**WRITTEN REQUEST:** Pick out each line with the word "JSON" from the material that follows.

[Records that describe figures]
_ _ _ _
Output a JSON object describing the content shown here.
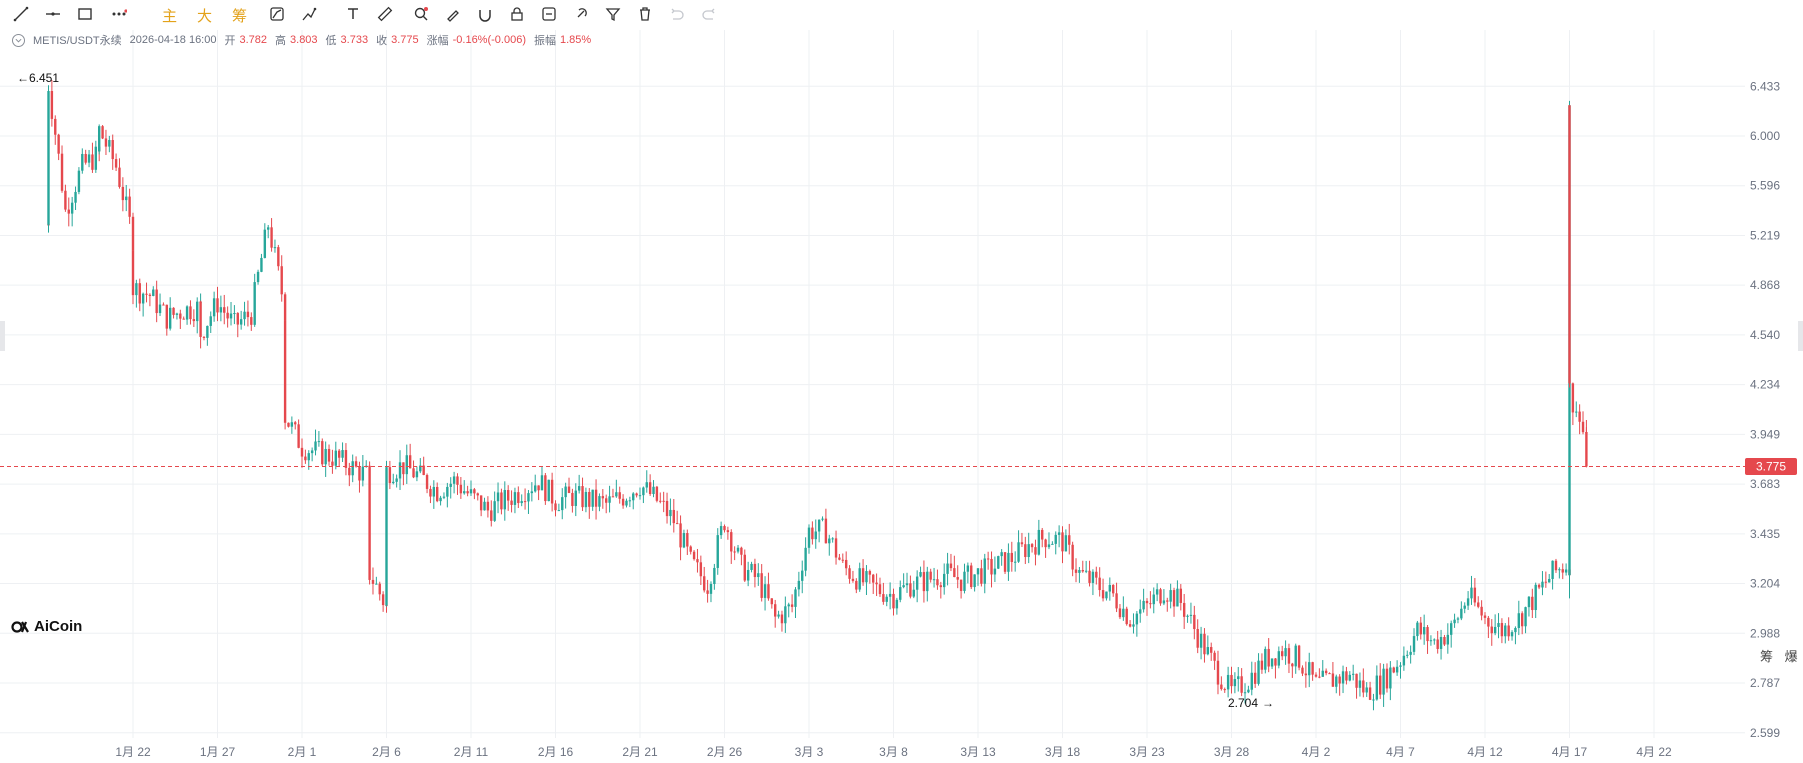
{
  "toolbar": {
    "text_buttons": [
      "主",
      "大",
      "筹"
    ]
  },
  "info": {
    "symbol": "METIS/USDT永续",
    "datetime": "2026-04-18 16:00",
    "open_label": "开",
    "open": "3.782",
    "high_label": "高",
    "high": "3.803",
    "low_label": "低",
    "low": "3.733",
    "close_label": "收",
    "close": "3.775",
    "change_label": "涨幅",
    "change": "-0.16%(-0.006)",
    "amp_label": "振幅",
    "amp": "1.85%"
  },
  "colors": {
    "up": "#26a69a",
    "down": "#e5484d",
    "price_line": "#e5484d",
    "grid": "#eef0f3"
  },
  "logo": {
    "text": "AiCoin"
  },
  "bottom_right": "筹 爆",
  "chart_data": {
    "type": "candlestick",
    "symbol": "METIS/USDT永续",
    "y_ticks": [
      6.433,
      6.0,
      5.596,
      5.219,
      4.868,
      4.54,
      4.234,
      3.949,
      3.683,
      3.435,
      3.204,
      2.988,
      2.787,
      2.599
    ],
    "y_tick_labels": [
      "6.433",
      "6.000",
      "5.596",
      "5.219",
      "4.868",
      "4.540",
      "4.234",
      "3.949",
      "3.683",
      "3.435",
      "3.204",
      "2.988",
      "2.787",
      "2.599"
    ],
    "y_scale": "log",
    "ylim": [
      2.58,
      6.6
    ],
    "x_tick_labels": [
      "1月 22",
      "1月 27",
      "2月 1",
      "2月 6",
      "2月 11",
      "2月 16",
      "2月 21",
      "2月 26",
      "3月 3",
      "3月 8",
      "3月 13",
      "3月 18",
      "3月 23",
      "3月 28",
      "4月 2",
      "4月 7",
      "4月 12",
      "4月 17",
      "4月 22"
    ],
    "last_price": "3.775",
    "max_label": "6.451",
    "min_label": "2.704",
    "path": [
      [
        "01-17",
        5.3
      ],
      [
        "01-17",
        6.45
      ],
      [
        "01-18",
        5.4
      ],
      [
        "01-19",
        5.75
      ],
      [
        "01-20",
        5.85
      ],
      [
        "01-20",
        6.05
      ],
      [
        "01-21",
        5.75
      ],
      [
        "01-22",
        5.2
      ],
      [
        "01-22",
        4.85
      ],
      [
        "01-23",
        4.8
      ],
      [
        "01-24",
        4.65
      ],
      [
        "01-25",
        4.7
      ],
      [
        "01-26",
        4.72
      ],
      [
        "01-26",
        4.55
      ],
      [
        "01-27",
        4.75
      ],
      [
        "01-28",
        4.6
      ],
      [
        "01-29",
        4.68
      ],
      [
        "01-30",
        5.3
      ],
      [
        "01-31",
        4.7
      ],
      [
        "01-31",
        4.05
      ],
      [
        "02-01",
        3.88
      ],
      [
        "02-02",
        3.85
      ],
      [
        "02-03",
        3.82
      ],
      [
        "02-05",
        3.72
      ],
      [
        "02-05",
        3.25
      ],
      [
        "02-06",
        3.1
      ],
      [
        "02-06",
        3.75
      ],
      [
        "02-07",
        3.78
      ],
      [
        "02-08",
        3.72
      ],
      [
        "02-09",
        3.65
      ],
      [
        "02-10",
        3.7
      ],
      [
        "02-11",
        3.62
      ],
      [
        "02-12",
        3.55
      ],
      [
        "02-13",
        3.6
      ],
      [
        "02-14",
        3.65
      ],
      [
        "02-15",
        3.7
      ],
      [
        "02-16",
        3.6
      ],
      [
        "02-17",
        3.62
      ],
      [
        "02-18",
        3.6
      ],
      [
        "02-19",
        3.58
      ],
      [
        "02-20",
        3.62
      ],
      [
        "02-21",
        3.68
      ],
      [
        "02-22",
        3.6
      ],
      [
        "02-23",
        3.5
      ],
      [
        "02-24",
        3.3
      ],
      [
        "02-25",
        3.2
      ],
      [
        "02-26",
        3.5
      ],
      [
        "02-27",
        3.28
      ],
      [
        "02-28",
        3.22
      ],
      [
        "03-01",
        3.05
      ],
      [
        "03-02",
        3.1
      ],
      [
        "03-03",
        3.45
      ],
      [
        "03-04",
        3.45
      ],
      [
        "03-05",
        3.28
      ],
      [
        "03-06",
        3.22
      ],
      [
        "03-07",
        3.18
      ],
      [
        "03-08",
        3.15
      ],
      [
        "03-09",
        3.2
      ],
      [
        "03-10",
        3.22
      ],
      [
        "03-11",
        3.25
      ],
      [
        "03-12",
        3.22
      ],
      [
        "03-13",
        3.25
      ],
      [
        "03-14",
        3.28
      ],
      [
        "03-15",
        3.32
      ],
      [
        "03-16",
        3.38
      ],
      [
        "03-17",
        3.42
      ],
      [
        "03-18",
        3.4
      ],
      [
        "03-19",
        3.25
      ],
      [
        "03-20",
        3.2
      ],
      [
        "03-21",
        3.15
      ],
      [
        "03-22",
        3.05
      ],
      [
        "03-23",
        3.1
      ],
      [
        "03-24",
        3.18
      ],
      [
        "03-25",
        3.12
      ],
      [
        "03-26",
        2.98
      ],
      [
        "03-27",
        2.85
      ],
      [
        "03-28",
        2.75
      ],
      [
        "03-29",
        2.8
      ],
      [
        "03-30",
        2.88
      ],
      [
        "03-31",
        2.92
      ],
      [
        "04-01",
        2.88
      ],
      [
        "04-02",
        2.78
      ],
      [
        "04-03",
        2.8
      ],
      [
        "04-04",
        2.82
      ],
      [
        "04-05",
        2.75
      ],
      [
        "04-06",
        2.8
      ],
      [
        "04-07",
        2.88
      ],
      [
        "04-08",
        3.0
      ],
      [
        "04-09",
        2.95
      ],
      [
        "04-10",
        3.0
      ],
      [
        "04-11",
        3.15
      ],
      [
        "04-12",
        3.05
      ],
      [
        "04-13",
        3.0
      ],
      [
        "04-14",
        3.05
      ],
      [
        "04-15",
        3.15
      ],
      [
        "04-16",
        3.25
      ],
      [
        "04-17",
        3.3
      ],
      [
        "04-17",
        6.2
      ],
      [
        "04-17",
        5.0
      ],
      [
        "04-17",
        4.6
      ],
      [
        "04-17",
        4.2
      ],
      [
        "04-18",
        3.9
      ],
      [
        "04-18",
        3.775
      ]
    ]
  }
}
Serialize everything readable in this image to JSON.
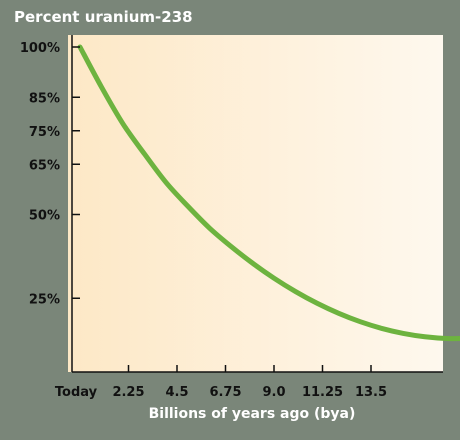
_ _ _ _
**RESPONSE:**
Output a JSON object describing the content shown here.
Serialize everything readable in this image to JSON.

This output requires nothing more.